*Exercise*: Present each line of the entries below that holds the word "memory".

*Records for the exercise*:
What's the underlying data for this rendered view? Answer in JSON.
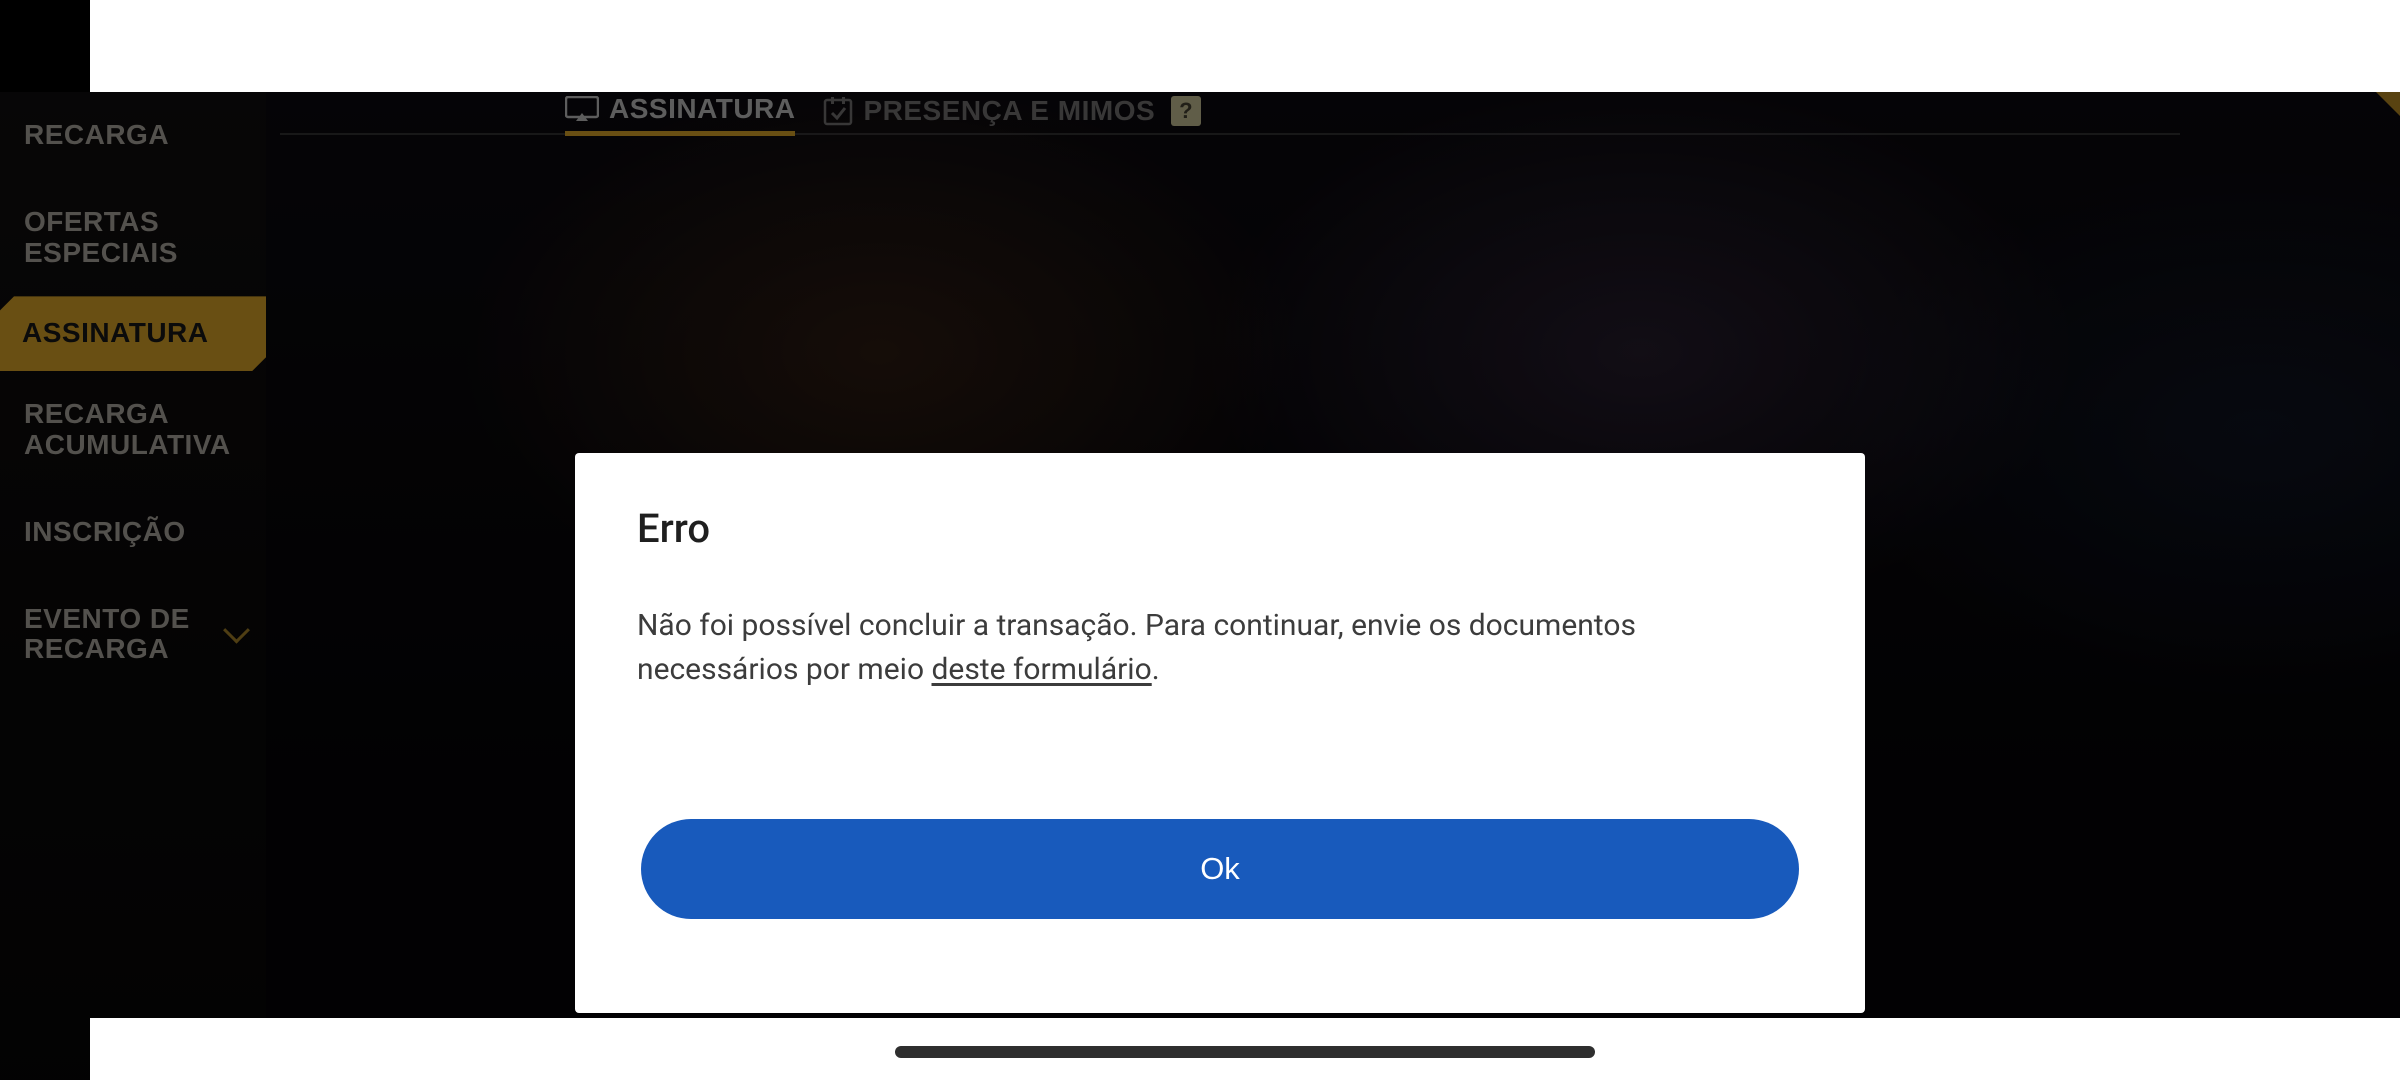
{
  "sidebar": {
    "items": [
      {
        "label": "RECARGA",
        "active": false,
        "expandable": false
      },
      {
        "label": "OFERTAS ESPECIAIS",
        "active": false,
        "expandable": false
      },
      {
        "label": "ASSINATURA",
        "active": true,
        "expandable": false
      },
      {
        "label": "RECARGA ACUMULATIVA",
        "active": false,
        "expandable": false
      },
      {
        "label": "INSCRIÇÃO",
        "active": false,
        "expandable": false
      },
      {
        "label": "EVENTO DE RECARGA",
        "active": false,
        "expandable": true
      }
    ]
  },
  "tabs": {
    "items": [
      {
        "label": "ASSINATURA",
        "active": true,
        "icon": "card-diamond-icon"
      },
      {
        "label": "PRESENÇA E MIMOS",
        "active": false,
        "icon": "calendar-check-icon",
        "help": "?"
      }
    ]
  },
  "modal": {
    "title": "Erro",
    "body_prefix": "Não foi possível concluir a transação. Para continuar, envie os documentos necessários por meio ",
    "body_link": "deste formulário",
    "body_suffix": ".",
    "ok_label": "Ok"
  }
}
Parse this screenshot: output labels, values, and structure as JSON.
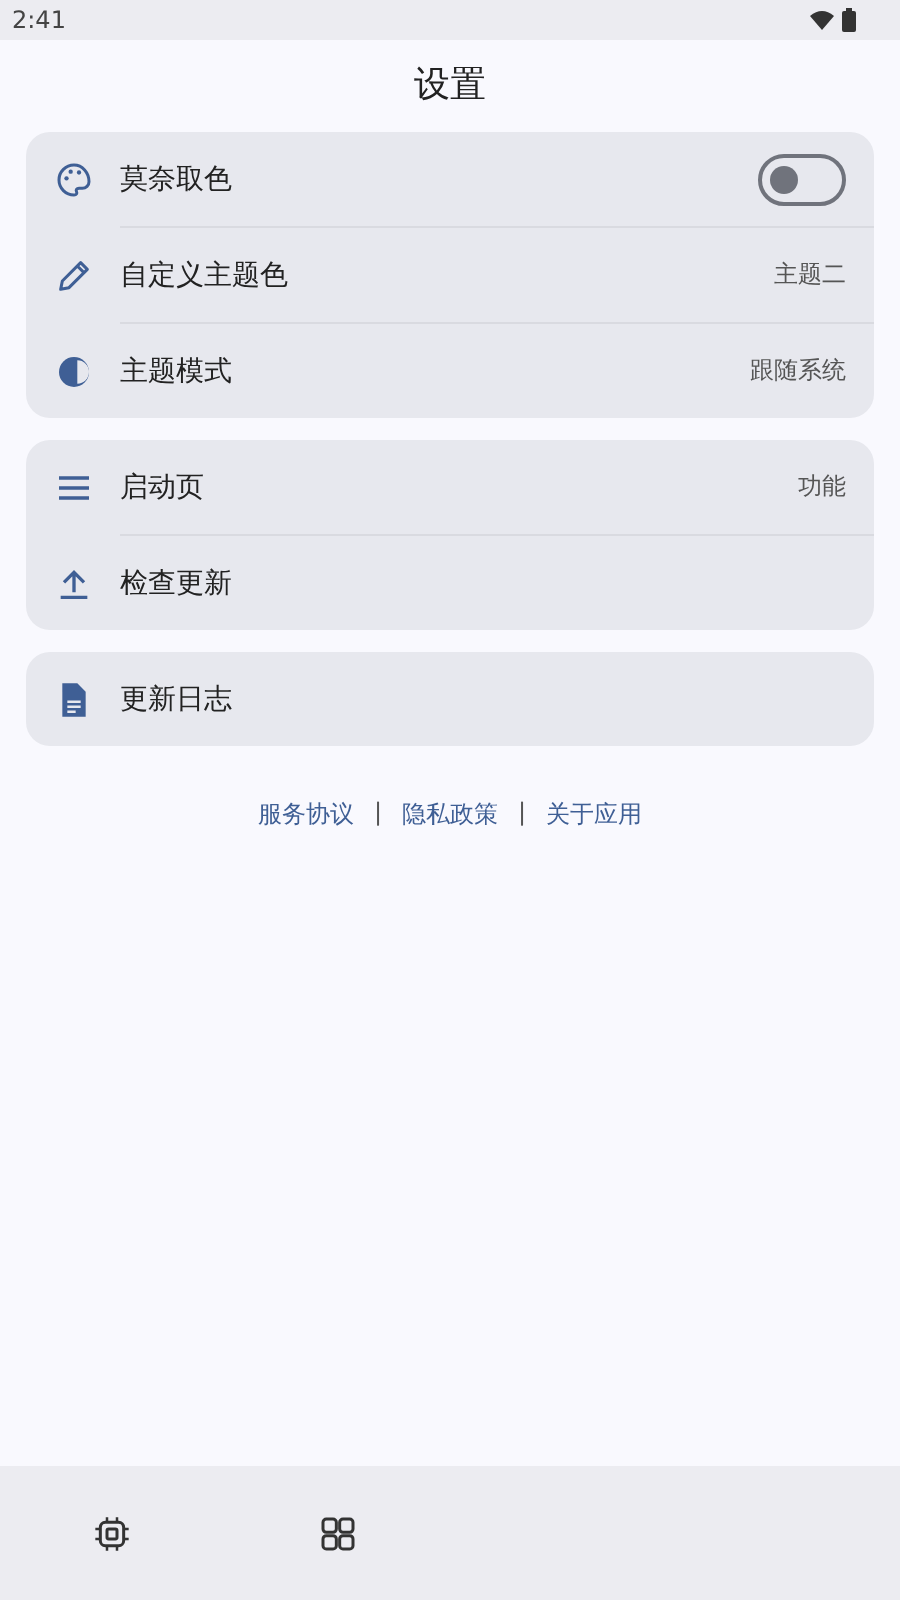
{
  "status_bar": {
    "time": "2:41"
  },
  "title": "设置",
  "groups": [
    {
      "rows": [
        {
          "kind": "toggle",
          "label": "莫奈取色",
          "on": false
        },
        {
          "kind": "value",
          "label": "自定义主题色",
          "value": "主题二"
        },
        {
          "kind": "value",
          "label": "主题模式",
          "value": "跟随系统"
        }
      ]
    },
    {
      "rows": [
        {
          "kind": "value",
          "label": "启动页",
          "value": "功能"
        },
        {
          "kind": "plain",
          "label": "检查更新"
        }
      ]
    },
    {
      "rows": [
        {
          "kind": "plain",
          "label": "更新日志"
        }
      ]
    }
  ],
  "footer_links": [
    "服务协议",
    "隐私政策",
    "关于应用"
  ],
  "footer_separator": "|"
}
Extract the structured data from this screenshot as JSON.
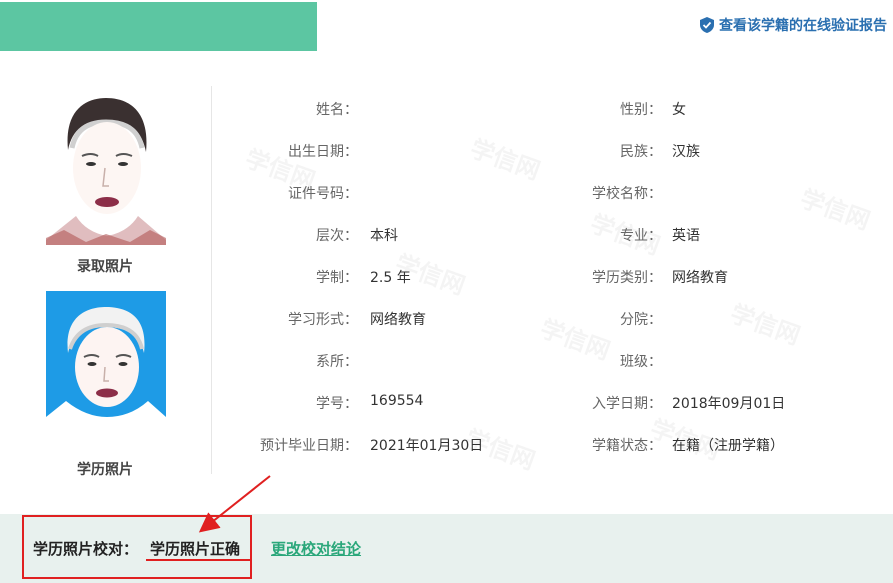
{
  "header": {
    "verify_link": "查看该学籍的在线验证报告"
  },
  "photos": {
    "admission_label": "录取照片",
    "degree_label": "学历照片"
  },
  "watermark_text": "学信网",
  "fields": [
    {
      "l_label": "姓名：",
      "l_value": "",
      "r_label": "性别：",
      "r_value": "女"
    },
    {
      "l_label": "出生日期：",
      "l_value": "",
      "r_label": "民族：",
      "r_value": "汉族"
    },
    {
      "l_label": "证件号码：",
      "l_value": "",
      "r_label": "学校名称：",
      "r_value": ""
    },
    {
      "l_label": "层次：",
      "l_value": "本科",
      "r_label": "专业：",
      "r_value": "英语"
    },
    {
      "l_label": "学制：",
      "l_value": "2.5 年",
      "r_label": "学历类别：",
      "r_value": "网络教育"
    },
    {
      "l_label": "学习形式：",
      "l_value": "网络教育",
      "r_label": "分院：",
      "r_value": ""
    },
    {
      "l_label": "系所：",
      "l_value": "",
      "r_label": "班级：",
      "r_value": ""
    },
    {
      "l_label": "学号：",
      "l_value": "169554",
      "r_label": "入学日期：",
      "r_value": "2018年09月01日"
    },
    {
      "l_label": "预计毕业日期：",
      "l_value": "2021年01月30日",
      "r_label": "学籍状态：",
      "r_value": "在籍（注册学籍）"
    }
  ],
  "check": {
    "label": "学历照片校对：",
    "value": "学历照片正确",
    "change_link": "更改校对结论"
  },
  "colors": {
    "green": "#5cc6a2",
    "link_blue": "#2a6fb0",
    "link_green": "#2aa77a",
    "annotation_red": "#e02020",
    "photo_blue": "#1e9be6"
  }
}
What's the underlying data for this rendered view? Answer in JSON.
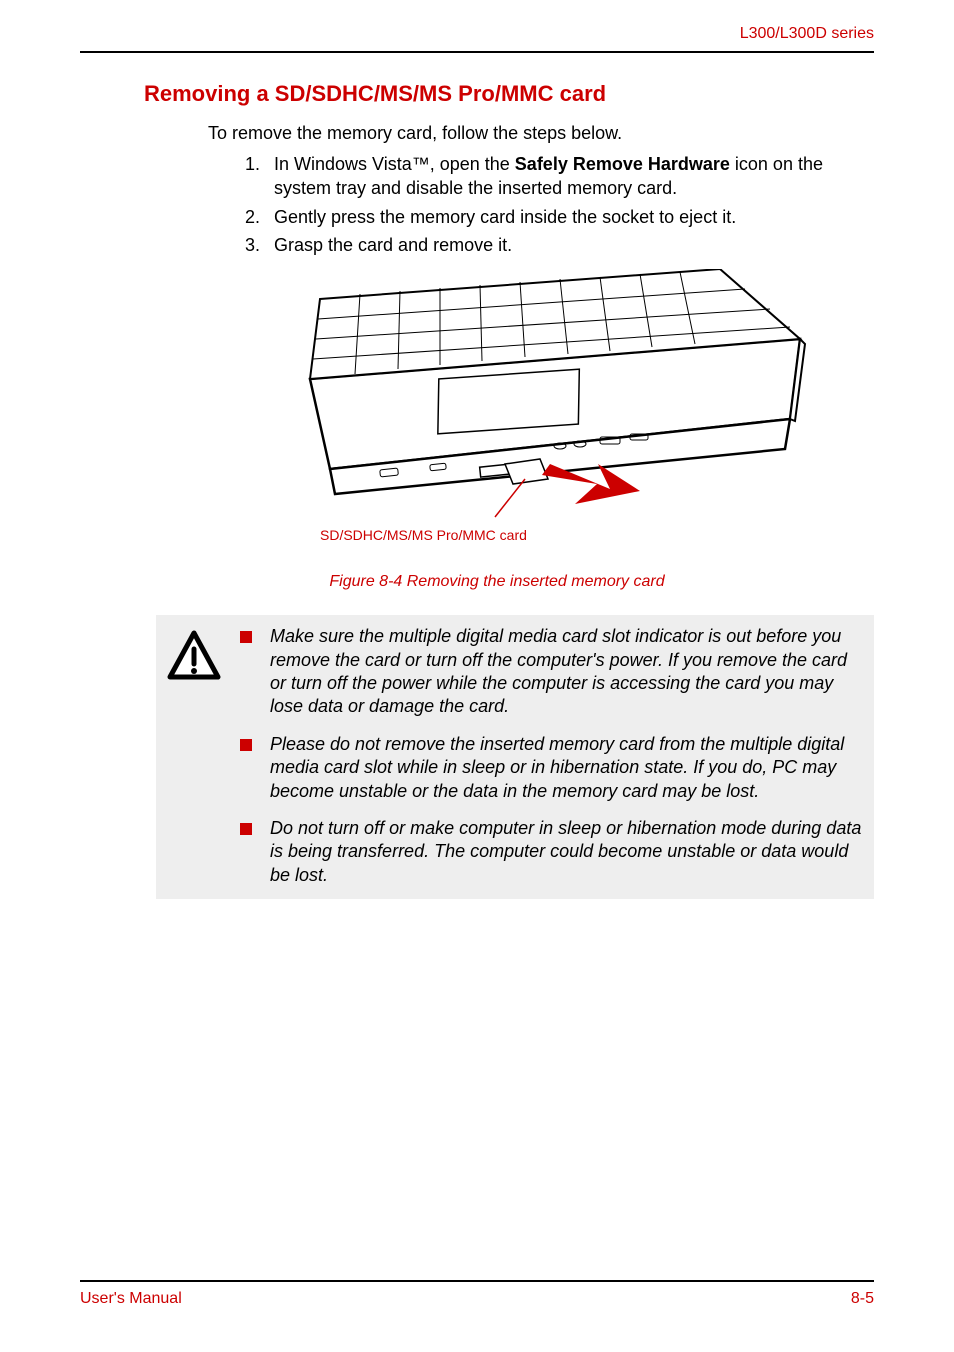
{
  "header": {
    "series_label": "L300/L300D series"
  },
  "section": {
    "title": "Removing a SD/SDHC/MS/MS Pro/MMC card",
    "intro": "To remove the memory card, follow the steps below.",
    "steps": [
      {
        "num": "1.",
        "prefix": "In Windows Vista™, open the ",
        "bold": "Safely Remove Hardware",
        "suffix": " icon on the system tray and disable the inserted memory card."
      },
      {
        "num": "2.",
        "text": "Gently press the memory card inside the socket to eject it."
      },
      {
        "num": "3.",
        "text": "Grasp the card and remove it."
      }
    ]
  },
  "figure": {
    "label": "SD/SDHC/MS/MS Pro/MMC card",
    "caption": "Figure 8-4 Removing the inserted memory card"
  },
  "caution": {
    "items": [
      "Make sure the multiple digital media card slot indicator is out before you remove the card or turn off the computer's power. If you remove the card or turn off the power while the computer is accessing the card you may lose data or damage the card.",
      "Please do not remove the inserted memory card from the multiple digital media card slot while in sleep or in hibernation state. If you do, PC may become unstable or the data in the memory card may be lost.",
      "Do not turn off or make computer in sleep or hibernation mode during data is being transferred. The computer could become unstable or data would be lost."
    ]
  },
  "footer": {
    "left": "User's Manual",
    "right": "8-5"
  }
}
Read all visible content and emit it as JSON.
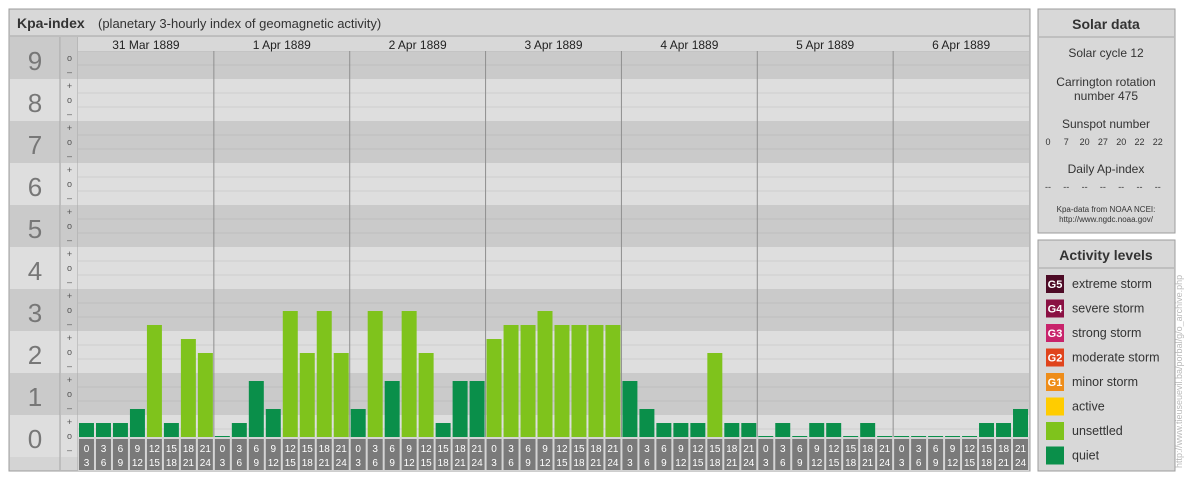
{
  "header": {
    "title": "Kpa-index",
    "subtitle": "(planetary 3-hourly index of geomagnetic activity)"
  },
  "chart_data": {
    "type": "bar",
    "ylim": [
      0,
      9
    ],
    "y_major_labels": [
      "0",
      "1",
      "2",
      "3",
      "4",
      "5",
      "6",
      "7",
      "8",
      "9"
    ],
    "minor_marks": [
      "–",
      "o",
      "+"
    ],
    "days": [
      "31 Mar 1889",
      "1 Apr 1889",
      "2 Apr 1889",
      "3 Apr 1889",
      "4 Apr 1889",
      "5 Apr 1889",
      "6 Apr 1889"
    ],
    "hour_labels_top": [
      "0",
      "3",
      "6",
      "9",
      "12",
      "15",
      "18",
      "21"
    ],
    "hour_labels_bottom": [
      "3",
      "6",
      "9",
      "12",
      "15",
      "18",
      "21",
      "24"
    ],
    "values": [
      [
        0.333,
        0.333,
        0.333,
        0.667,
        2.667,
        0.333,
        2.333,
        2.0
      ],
      [
        0.0,
        0.333,
        1.333,
        0.667,
        3.0,
        2.0,
        3.0,
        2.0
      ],
      [
        0.667,
        3.0,
        1.333,
        3.0,
        2.0,
        0.333,
        1.333,
        1.333
      ],
      [
        2.333,
        2.667,
        2.667,
        3.0,
        2.667,
        2.667,
        2.667,
        2.667
      ],
      [
        1.333,
        0.667,
        0.333,
        0.333,
        0.333,
        2.0,
        0.333,
        0.333
      ],
      [
        0.0,
        0.333,
        0.0,
        0.333,
        0.333,
        0.0,
        0.333,
        0.0
      ],
      [
        0.0,
        0.0,
        0.0,
        0.0,
        0.0,
        0.333,
        0.333,
        0.667
      ]
    ],
    "colors": {
      "quiet": "#0a8f4a",
      "unsettled": "#7fc31c"
    }
  },
  "solar": {
    "title": "Solar data",
    "cycle": "Solar cycle 12",
    "carrington_line1": "Carrington rotation",
    "carrington_line2": "number 475",
    "sunspot_label": "Sunspot number",
    "sunspot_values": [
      "0",
      "7",
      "20",
      "27",
      "20",
      "22",
      "22"
    ],
    "ap_label": "Daily Ap-index",
    "ap_values": [
      "--",
      "--",
      "--",
      "--",
      "--",
      "--",
      "--"
    ],
    "source_line1": "Kpa-data from NOAA NCEI:",
    "source_line2": "http://www.ngdc.noaa.gov/"
  },
  "activity": {
    "title": "Activity levels",
    "items": [
      {
        "badge": "G5",
        "label": "extreme storm",
        "color": "#4d0b26"
      },
      {
        "badge": "G4",
        "label": "severe storm",
        "color": "#8a1043"
      },
      {
        "badge": "G3",
        "label": "strong storm",
        "color": "#c8236b"
      },
      {
        "badge": "G2",
        "label": "moderate storm",
        "color": "#e0441c"
      },
      {
        "badge": "G1",
        "label": "minor storm",
        "color": "#ee8d1a"
      },
      {
        "badge": "",
        "label": "active",
        "color": "#ffcc00"
      },
      {
        "badge": "",
        "label": "unsettled",
        "color": "#7fc31c"
      },
      {
        "badge": "",
        "label": "quiet",
        "color": "#0a8f4a"
      }
    ]
  },
  "watermark": "http://www.tieuseuevil.ba/porbal/g/o_archive.php"
}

*The answer*:
    "intro": "To remove the memory card, follow the steps below.",
        "suffix": " icon on the system tray and disable the inserted memory card."
        "text": "Gently press the memory card inside the socket to eject it."
    "caption": "Figure 8-4 Removing the inserted memory card"
      "Please do not remove the inserted memory card from the multiple digital media card slot while in sleep or in hibernation state. If you do, PC may become unstable or the data in the memory card may be lost.",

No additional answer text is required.